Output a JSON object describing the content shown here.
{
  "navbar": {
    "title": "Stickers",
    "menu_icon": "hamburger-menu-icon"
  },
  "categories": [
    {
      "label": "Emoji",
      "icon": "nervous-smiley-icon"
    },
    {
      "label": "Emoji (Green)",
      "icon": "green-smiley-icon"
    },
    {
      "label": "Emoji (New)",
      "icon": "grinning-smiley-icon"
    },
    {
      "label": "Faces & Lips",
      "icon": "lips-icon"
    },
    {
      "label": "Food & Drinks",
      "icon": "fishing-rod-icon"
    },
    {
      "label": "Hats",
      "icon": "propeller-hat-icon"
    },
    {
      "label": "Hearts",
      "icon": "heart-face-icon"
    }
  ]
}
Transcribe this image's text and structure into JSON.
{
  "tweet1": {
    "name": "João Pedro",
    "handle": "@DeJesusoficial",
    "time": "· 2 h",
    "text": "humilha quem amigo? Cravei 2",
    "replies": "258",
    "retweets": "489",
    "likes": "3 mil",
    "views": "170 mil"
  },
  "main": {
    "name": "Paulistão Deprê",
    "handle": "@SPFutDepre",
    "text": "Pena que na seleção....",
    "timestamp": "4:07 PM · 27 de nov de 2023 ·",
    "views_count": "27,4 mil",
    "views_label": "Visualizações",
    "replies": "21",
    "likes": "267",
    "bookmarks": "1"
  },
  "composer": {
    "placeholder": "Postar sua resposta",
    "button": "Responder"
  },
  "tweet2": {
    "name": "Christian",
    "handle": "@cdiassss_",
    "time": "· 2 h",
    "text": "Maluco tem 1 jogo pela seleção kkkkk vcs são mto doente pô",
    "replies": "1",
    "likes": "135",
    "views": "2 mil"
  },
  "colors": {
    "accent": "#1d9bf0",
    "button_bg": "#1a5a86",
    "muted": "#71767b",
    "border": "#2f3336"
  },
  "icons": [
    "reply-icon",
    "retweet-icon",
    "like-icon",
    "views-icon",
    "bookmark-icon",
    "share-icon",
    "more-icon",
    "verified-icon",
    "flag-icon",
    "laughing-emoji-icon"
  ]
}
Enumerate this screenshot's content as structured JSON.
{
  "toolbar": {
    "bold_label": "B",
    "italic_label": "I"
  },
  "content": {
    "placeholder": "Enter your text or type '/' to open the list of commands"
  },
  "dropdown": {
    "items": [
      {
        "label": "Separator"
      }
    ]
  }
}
════════════════════
THE PROBLEM: Return every line of the material exactly.

WRITTEN ANSWER:
Output a JSON object describing the content shown here.
{
  "navbar": {
    "title": "Stickers",
    "menu_icon": "hamburger-menu-icon"
  },
  "categories": [
    {
      "label": "Emoji",
      "icon": "nervous-smiley-icon"
    },
    {
      "label": "Emoji (Green)",
      "icon": "green-smiley-icon"
    },
    {
      "label": "Emoji (New)",
      "icon": "grinning-smiley-icon"
    },
    {
      "label": "Faces & Lips",
      "icon": "lips-icon"
    },
    {
      "label": "Food & Drinks",
      "icon": "fishing-rod-icon"
    },
    {
      "label": "Hats",
      "icon": "propeller-hat-icon"
    },
    {
      "label": "Hearts",
      "icon": "heart-face-icon"
    }
  ]
}
Transcribe this image's text and structure into JSON.
{
  "tweet1": {
    "name": "João Pedro",
    "handle": "@DeJesusoficial",
    "time": "· 2 h",
    "text": "humilha quem amigo? Cravei 2",
    "replies": "258",
    "retweets": "489",
    "likes": "3 mil",
    "views": "170 mil"
  },
  "main": {
    "name": "Paulistão Deprê",
    "handle": "@SPFutDepre",
    "text": "Pena que na seleção....",
    "timestamp": "4:07 PM · 27 de nov de 2023 ·",
    "views_count": "27,4 mil",
    "views_label": "Visualizações",
    "replies": "21",
    "likes": "267",
    "bookmarks": "1"
  },
  "composer": {
    "placeholder": "Postar sua resposta",
    "button": "Responder"
  },
  "tweet2": {
    "name": "Christian",
    "handle": "@cdiassss_",
    "time": "· 2 h",
    "text": "Maluco tem 1 jogo pela seleção kkkkk vcs são mto doente pô",
    "replies": "1",
    "likes": "135",
    "views": "2 mil"
  },
  "colors": {
    "accent": "#1d9bf0",
    "button_bg": "#1a5a86",
    "muted": "#71767b",
    "border": "#2f3336"
  },
  "icons": [
    "reply-icon",
    "retweet-icon",
    "like-icon",
    "views-icon",
    "bookmark-icon",
    "share-icon",
    "more-icon",
    "verified-icon",
    "flag-icon",
    "laughing-emoji-icon"
  ]
}
Enumerate this screenshot's content as structured JSON.
{
  "toolbar": {
    "bold_label": "B",
    "italic_label": "I"
  },
  "content": {
    "placeholder": "Enter your text or type '/' to open the list of commands"
  },
  "dropdown": {
    "items": [
      {
        "label": "Separator"
      }
    ]
  }
}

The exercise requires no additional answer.